--- Requirement ---
Search the records for "trauma" and copy each line that holds it.

--- Material provided ---

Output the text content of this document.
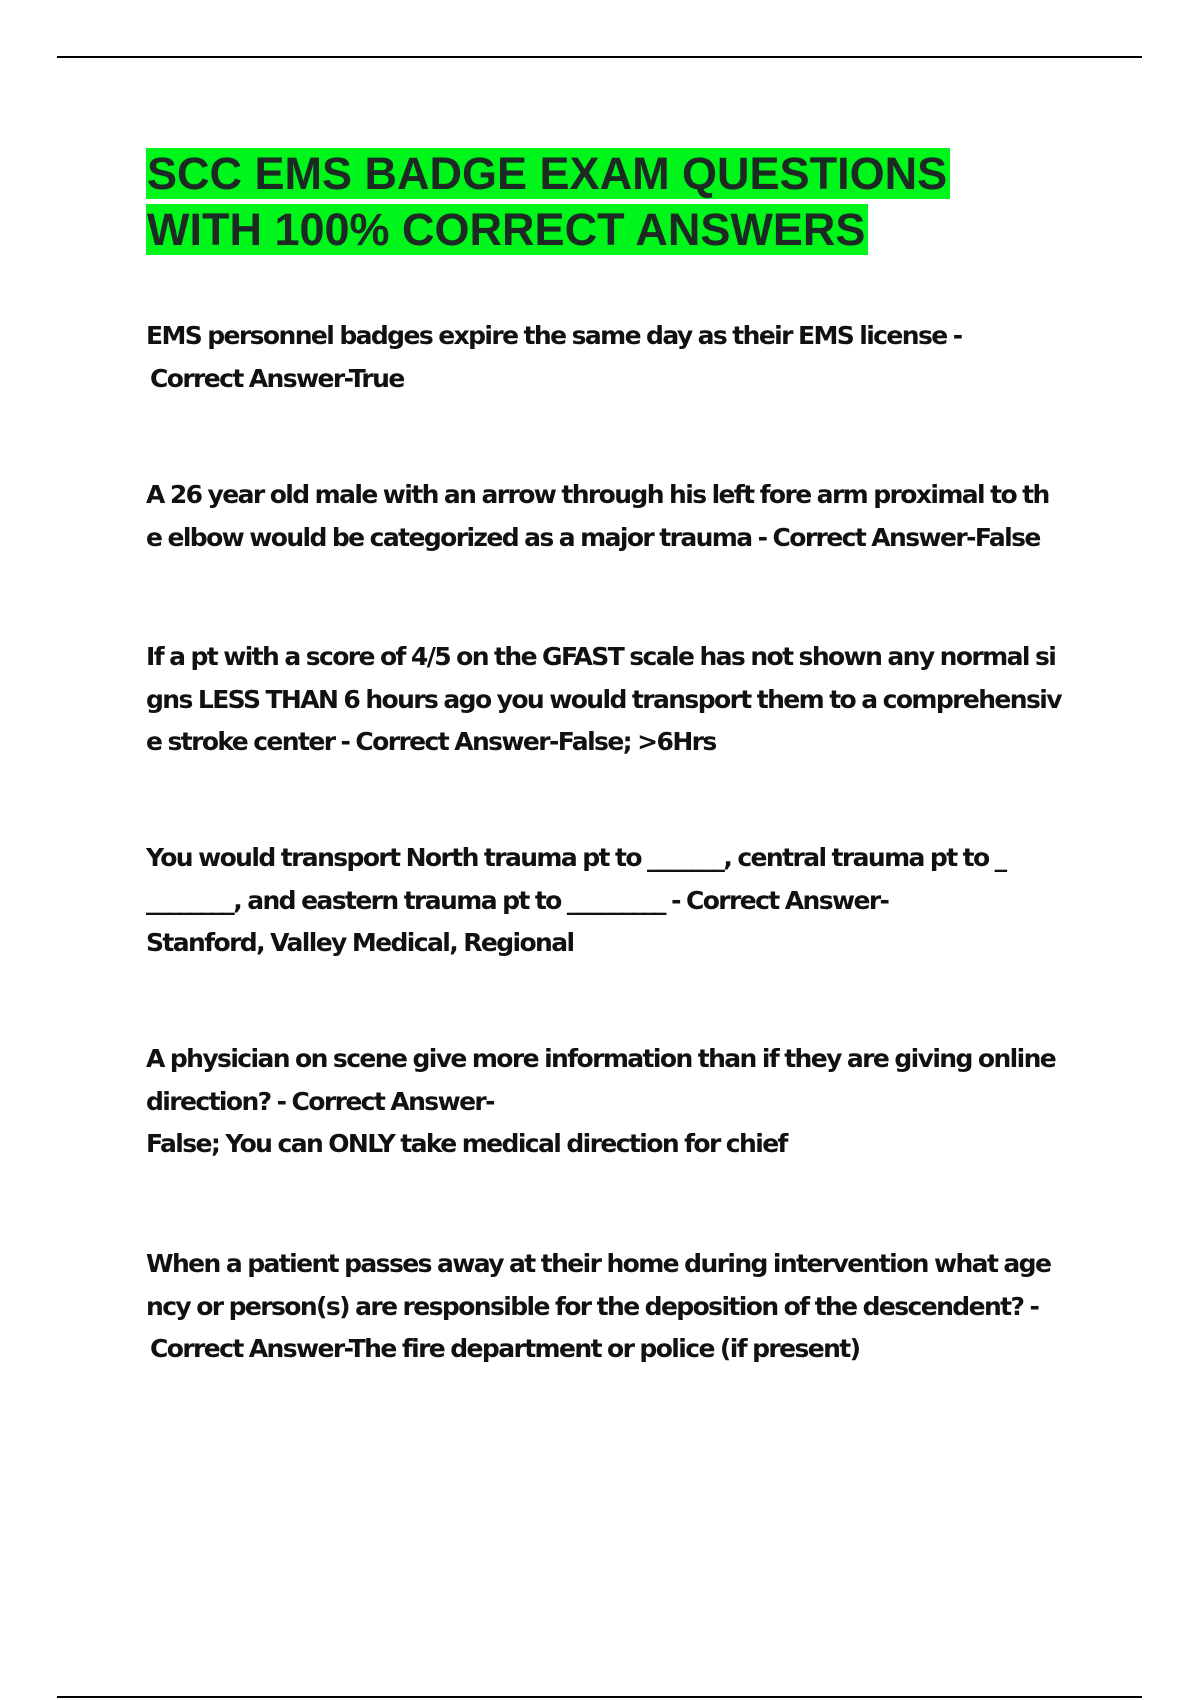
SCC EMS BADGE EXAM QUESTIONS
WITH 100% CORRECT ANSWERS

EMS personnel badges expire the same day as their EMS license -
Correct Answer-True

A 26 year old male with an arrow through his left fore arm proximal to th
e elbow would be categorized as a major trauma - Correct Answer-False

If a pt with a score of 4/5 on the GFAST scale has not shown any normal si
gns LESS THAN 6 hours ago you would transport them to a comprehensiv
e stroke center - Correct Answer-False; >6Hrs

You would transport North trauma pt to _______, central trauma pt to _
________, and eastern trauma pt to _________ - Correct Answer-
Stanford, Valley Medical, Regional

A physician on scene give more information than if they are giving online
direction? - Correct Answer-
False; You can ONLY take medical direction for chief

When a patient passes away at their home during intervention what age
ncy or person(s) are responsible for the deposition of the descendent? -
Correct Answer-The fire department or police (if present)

--

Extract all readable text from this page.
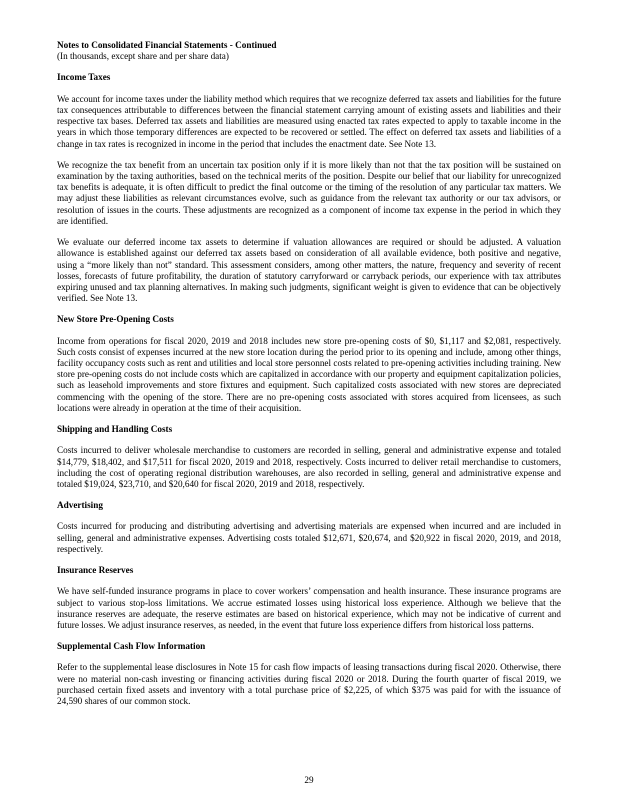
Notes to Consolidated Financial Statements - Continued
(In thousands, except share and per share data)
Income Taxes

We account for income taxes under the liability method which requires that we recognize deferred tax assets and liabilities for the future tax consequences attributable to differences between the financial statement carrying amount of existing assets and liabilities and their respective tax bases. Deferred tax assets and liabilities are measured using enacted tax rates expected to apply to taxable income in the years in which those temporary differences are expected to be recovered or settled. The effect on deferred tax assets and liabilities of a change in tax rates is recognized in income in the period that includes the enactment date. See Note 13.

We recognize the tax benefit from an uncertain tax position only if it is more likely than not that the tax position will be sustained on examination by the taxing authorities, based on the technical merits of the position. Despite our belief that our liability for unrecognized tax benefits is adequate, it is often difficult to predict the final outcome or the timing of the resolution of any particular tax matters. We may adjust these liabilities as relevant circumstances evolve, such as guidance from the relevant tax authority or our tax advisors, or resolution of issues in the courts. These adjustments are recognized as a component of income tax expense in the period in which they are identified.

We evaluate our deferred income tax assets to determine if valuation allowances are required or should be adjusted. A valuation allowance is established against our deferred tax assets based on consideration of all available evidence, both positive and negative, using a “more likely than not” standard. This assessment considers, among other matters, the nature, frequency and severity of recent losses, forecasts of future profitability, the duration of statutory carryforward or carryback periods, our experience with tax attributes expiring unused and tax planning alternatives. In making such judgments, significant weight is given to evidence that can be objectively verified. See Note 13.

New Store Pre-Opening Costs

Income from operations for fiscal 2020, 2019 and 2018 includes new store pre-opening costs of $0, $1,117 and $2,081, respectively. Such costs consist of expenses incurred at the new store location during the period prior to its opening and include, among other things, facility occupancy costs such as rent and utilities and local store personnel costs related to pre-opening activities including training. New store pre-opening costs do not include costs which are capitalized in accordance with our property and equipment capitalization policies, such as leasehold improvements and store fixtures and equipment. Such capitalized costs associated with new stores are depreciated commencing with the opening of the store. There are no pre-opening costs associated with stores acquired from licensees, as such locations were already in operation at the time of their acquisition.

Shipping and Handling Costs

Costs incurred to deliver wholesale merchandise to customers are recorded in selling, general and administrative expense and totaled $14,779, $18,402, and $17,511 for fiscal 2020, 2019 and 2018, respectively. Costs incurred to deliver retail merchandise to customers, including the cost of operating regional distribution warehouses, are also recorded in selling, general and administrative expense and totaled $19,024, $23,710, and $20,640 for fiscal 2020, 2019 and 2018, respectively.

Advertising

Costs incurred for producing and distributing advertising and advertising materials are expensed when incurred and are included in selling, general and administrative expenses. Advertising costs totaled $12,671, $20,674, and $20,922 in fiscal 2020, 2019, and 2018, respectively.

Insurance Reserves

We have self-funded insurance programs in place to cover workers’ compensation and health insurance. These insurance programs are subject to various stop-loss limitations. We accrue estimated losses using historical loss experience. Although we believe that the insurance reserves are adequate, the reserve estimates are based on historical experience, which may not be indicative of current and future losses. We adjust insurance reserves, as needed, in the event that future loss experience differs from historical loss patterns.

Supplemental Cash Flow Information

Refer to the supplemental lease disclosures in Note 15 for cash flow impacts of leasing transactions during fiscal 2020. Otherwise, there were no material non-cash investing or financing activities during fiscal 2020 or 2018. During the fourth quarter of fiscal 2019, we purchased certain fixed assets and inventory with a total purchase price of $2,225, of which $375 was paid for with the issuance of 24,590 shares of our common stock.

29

--

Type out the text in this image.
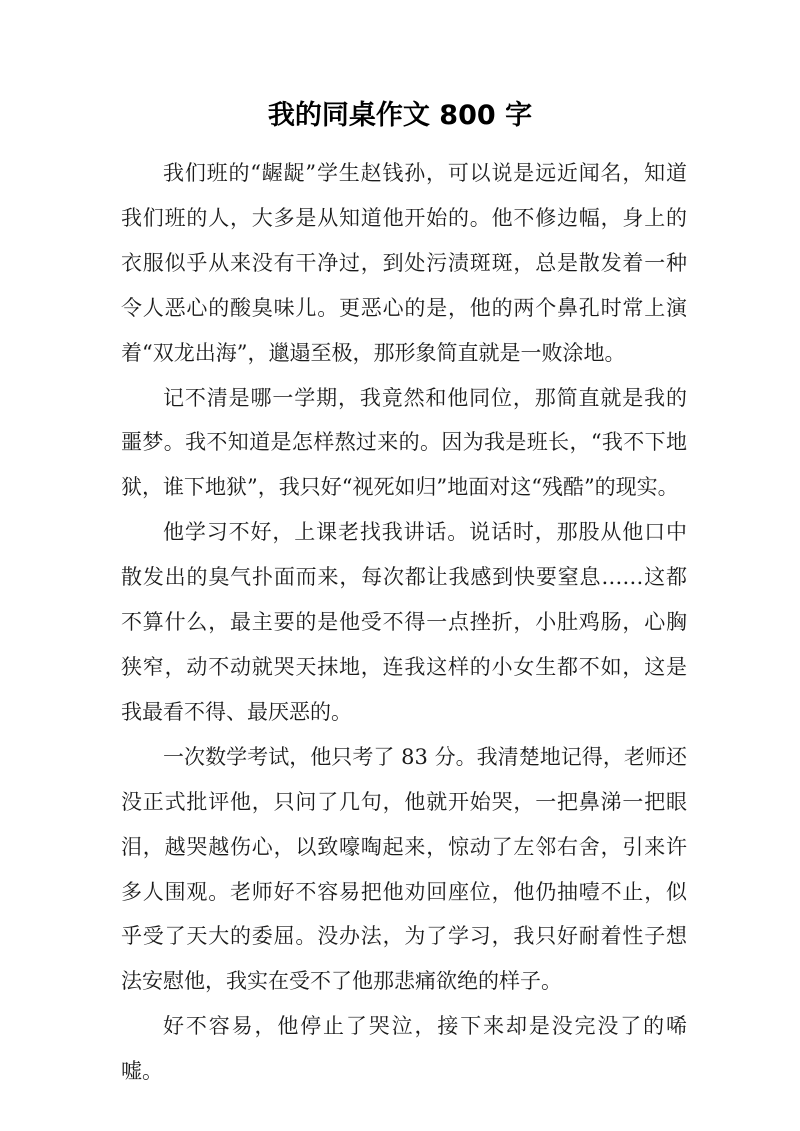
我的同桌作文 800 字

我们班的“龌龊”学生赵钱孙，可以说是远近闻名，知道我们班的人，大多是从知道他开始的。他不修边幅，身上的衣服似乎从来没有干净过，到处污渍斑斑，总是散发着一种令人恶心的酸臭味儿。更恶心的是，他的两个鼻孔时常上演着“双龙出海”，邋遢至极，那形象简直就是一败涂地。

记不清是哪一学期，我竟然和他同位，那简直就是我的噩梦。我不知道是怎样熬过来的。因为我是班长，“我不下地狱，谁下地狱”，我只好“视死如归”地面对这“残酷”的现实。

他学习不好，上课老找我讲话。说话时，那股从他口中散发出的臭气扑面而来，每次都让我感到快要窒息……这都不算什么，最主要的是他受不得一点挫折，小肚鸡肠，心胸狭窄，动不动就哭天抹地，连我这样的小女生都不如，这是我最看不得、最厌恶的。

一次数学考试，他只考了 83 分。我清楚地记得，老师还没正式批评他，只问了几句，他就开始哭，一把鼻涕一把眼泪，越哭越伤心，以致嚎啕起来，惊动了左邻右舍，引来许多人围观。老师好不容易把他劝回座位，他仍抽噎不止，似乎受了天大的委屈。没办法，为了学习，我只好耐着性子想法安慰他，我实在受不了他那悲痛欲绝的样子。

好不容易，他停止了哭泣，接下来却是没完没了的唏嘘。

--- The solution ---
e elbow would be categorized as a major trauma - Correct Answer-False
You would transport North trauma pt to _______, central trauma pt to _
________, and eastern trauma pt to _________ - Correct Answer-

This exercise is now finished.